**Set task:** In the material below, find how many lines contain the string "JSON". Write only that number.

**Input data:**
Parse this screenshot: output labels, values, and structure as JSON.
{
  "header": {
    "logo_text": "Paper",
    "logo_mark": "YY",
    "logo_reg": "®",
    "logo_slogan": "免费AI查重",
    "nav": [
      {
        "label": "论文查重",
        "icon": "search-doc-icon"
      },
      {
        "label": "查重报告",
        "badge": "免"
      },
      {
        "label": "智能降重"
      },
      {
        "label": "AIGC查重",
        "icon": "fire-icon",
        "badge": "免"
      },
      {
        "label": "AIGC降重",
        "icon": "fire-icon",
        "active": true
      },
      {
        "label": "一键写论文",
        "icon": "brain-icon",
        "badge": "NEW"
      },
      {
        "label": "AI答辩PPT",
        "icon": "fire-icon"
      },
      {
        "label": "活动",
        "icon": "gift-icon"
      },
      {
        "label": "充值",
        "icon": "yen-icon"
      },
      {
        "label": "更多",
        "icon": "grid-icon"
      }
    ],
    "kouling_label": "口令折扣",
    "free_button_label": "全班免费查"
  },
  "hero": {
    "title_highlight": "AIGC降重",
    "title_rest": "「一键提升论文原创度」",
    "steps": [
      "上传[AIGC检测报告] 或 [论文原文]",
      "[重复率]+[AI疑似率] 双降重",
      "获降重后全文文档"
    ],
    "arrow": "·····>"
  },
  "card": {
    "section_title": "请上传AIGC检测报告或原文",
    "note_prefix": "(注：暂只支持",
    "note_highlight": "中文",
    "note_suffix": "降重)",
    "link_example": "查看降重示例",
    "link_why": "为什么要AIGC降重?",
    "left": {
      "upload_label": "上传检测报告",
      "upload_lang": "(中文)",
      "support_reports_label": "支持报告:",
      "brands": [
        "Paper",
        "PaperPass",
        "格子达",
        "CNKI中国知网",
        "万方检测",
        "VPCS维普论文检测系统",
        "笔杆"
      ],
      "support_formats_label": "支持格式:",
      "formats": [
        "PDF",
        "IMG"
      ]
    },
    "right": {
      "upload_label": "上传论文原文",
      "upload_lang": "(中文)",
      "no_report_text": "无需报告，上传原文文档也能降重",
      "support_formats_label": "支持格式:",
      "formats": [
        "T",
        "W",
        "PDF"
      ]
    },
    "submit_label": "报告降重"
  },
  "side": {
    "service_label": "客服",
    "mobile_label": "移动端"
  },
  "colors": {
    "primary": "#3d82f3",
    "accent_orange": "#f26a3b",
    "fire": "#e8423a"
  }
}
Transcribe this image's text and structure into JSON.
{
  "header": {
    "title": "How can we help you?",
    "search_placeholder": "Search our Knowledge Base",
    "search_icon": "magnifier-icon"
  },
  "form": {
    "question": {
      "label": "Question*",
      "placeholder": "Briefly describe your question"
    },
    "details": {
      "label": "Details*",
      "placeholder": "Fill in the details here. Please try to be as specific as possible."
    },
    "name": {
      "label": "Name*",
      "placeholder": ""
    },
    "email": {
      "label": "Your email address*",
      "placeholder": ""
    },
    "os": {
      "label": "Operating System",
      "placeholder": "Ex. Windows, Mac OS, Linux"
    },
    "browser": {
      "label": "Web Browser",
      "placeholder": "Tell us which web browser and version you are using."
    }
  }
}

**Output of the task:** 2